[PROBLEM TO SOLVE] Give every line below again, exactly.

[INFORMATION SUPPLIED]
........

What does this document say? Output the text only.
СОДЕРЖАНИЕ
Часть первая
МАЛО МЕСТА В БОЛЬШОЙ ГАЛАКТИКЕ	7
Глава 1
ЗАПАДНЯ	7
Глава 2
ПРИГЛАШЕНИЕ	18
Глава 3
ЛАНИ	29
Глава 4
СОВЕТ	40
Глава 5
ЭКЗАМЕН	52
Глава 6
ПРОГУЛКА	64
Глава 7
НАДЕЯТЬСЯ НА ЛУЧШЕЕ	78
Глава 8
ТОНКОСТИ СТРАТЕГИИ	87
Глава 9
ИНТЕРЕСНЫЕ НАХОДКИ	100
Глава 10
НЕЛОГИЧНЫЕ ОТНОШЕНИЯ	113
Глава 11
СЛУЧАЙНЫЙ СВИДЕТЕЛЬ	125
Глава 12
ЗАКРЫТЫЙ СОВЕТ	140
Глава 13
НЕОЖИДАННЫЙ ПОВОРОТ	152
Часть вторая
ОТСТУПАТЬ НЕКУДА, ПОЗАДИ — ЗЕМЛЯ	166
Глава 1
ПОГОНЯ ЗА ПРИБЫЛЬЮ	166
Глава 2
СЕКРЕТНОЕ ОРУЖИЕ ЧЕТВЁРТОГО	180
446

........

[ANSWER IN FULL]
What does this document say? Output the text only.
СОДЕРЖАНИЕ
Часть первая
МАЛО МЕСТА В БОЛЬШОЙ ГАЛАКТИКЕ	7
Глава 1
ЗАПАДНЯ	7
Глава 2
ПРИГЛАШЕНИЕ	18
Глава 3
ЛАНИ	29
Глава 4
СОВЕТ	40
Глава 5
ЭКЗАМЕН	52
Глава 6
ПРОГУЛКА	64
Глава 7
НАДЕЯТЬСЯ НА ЛУЧШЕЕ	78
Глава 8
ТОНКОСТИ СТРАТЕГИИ	87
Глава 9
ИНТЕРЕСНЫЕ НАХОДКИ	100
Глава 10
НЕЛОГИЧНЫЕ ОТНОШЕНИЯ	113
Глава 11
СЛУЧАЙНЫЙ СВИДЕТЕЛЬ	125
Глава 12
ЗАКРЫТЫЙ СОВЕТ	140
Глава 13
НЕОЖИДАННЫЙ ПОВОРОТ	152
Часть вторая
ОТСТУПАТЬ НЕКУДА, ПОЗАДИ — ЗЕМЛЯ	166
Глава 1
ПОГОНЯ ЗА ПРИБЫЛЬЮ	166
Глава 2
СЕКРЕТНОЕ ОРУЖИЕ ЧЕТВЁРТОГО	180
446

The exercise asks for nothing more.